Data excerpts:
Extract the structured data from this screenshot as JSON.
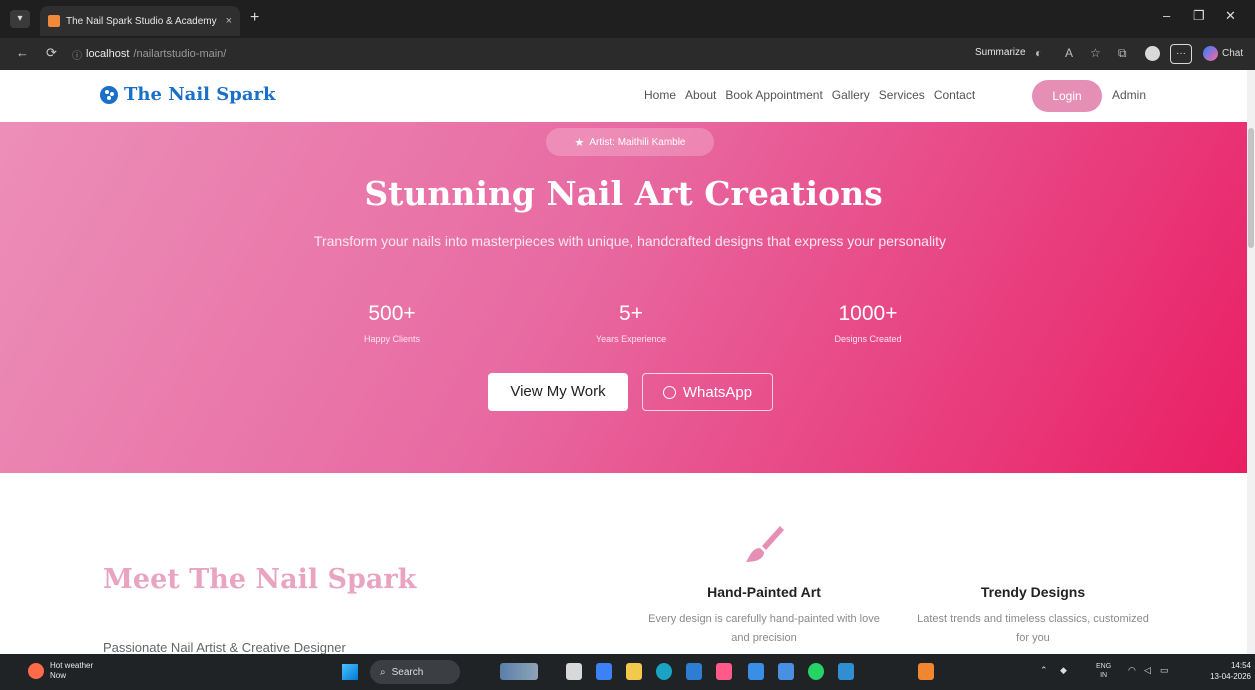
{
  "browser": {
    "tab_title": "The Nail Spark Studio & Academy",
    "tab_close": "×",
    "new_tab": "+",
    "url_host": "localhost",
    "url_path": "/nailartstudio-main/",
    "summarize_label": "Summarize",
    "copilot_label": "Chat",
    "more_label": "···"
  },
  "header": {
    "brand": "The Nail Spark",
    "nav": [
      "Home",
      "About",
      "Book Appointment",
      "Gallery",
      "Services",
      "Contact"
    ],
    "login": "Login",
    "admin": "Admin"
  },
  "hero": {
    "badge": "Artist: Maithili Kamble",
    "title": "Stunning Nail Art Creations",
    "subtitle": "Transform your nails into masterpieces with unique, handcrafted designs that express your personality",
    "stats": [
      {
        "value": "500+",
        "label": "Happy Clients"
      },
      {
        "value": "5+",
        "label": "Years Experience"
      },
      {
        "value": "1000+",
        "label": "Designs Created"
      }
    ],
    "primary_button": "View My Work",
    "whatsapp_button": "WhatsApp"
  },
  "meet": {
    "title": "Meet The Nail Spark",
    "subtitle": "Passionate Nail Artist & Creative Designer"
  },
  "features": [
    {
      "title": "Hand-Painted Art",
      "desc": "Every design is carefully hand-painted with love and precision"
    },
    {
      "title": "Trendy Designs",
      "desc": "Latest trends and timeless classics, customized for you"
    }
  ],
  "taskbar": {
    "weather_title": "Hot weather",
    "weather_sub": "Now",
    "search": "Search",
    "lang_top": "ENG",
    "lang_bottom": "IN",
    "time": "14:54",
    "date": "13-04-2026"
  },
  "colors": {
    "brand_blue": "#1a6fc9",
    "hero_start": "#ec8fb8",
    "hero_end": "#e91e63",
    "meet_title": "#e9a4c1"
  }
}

...

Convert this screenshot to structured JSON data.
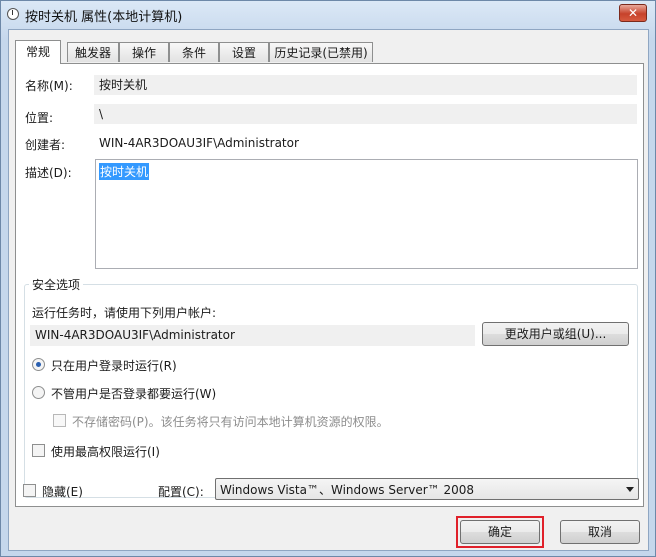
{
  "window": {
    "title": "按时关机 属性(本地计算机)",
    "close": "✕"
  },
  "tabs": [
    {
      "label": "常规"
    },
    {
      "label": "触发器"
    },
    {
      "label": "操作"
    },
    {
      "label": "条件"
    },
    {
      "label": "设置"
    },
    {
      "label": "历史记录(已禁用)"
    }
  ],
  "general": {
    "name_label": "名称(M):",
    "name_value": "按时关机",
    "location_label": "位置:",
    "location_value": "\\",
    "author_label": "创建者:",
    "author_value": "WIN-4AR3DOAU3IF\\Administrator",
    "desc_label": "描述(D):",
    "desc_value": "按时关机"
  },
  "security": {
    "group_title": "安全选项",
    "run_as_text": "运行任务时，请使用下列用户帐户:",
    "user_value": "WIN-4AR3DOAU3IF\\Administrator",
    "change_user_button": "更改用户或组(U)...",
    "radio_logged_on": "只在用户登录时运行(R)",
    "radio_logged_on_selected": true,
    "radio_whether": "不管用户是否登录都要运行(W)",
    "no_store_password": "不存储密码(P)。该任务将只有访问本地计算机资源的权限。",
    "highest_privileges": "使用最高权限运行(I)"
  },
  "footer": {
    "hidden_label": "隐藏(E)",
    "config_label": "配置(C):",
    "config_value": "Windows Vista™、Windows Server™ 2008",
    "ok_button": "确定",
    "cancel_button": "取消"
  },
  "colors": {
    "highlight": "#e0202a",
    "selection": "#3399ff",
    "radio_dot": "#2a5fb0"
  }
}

[WHAT THIS TASK INVOLVES]: Note each line of the entries that has "按时关机" in it, and copy those lines.

[FINISHED ANSWER]:
    "title": "按时关机 属性(本地计算机)",
    "name_value": "按时关机",
    "desc_value": "按时关机"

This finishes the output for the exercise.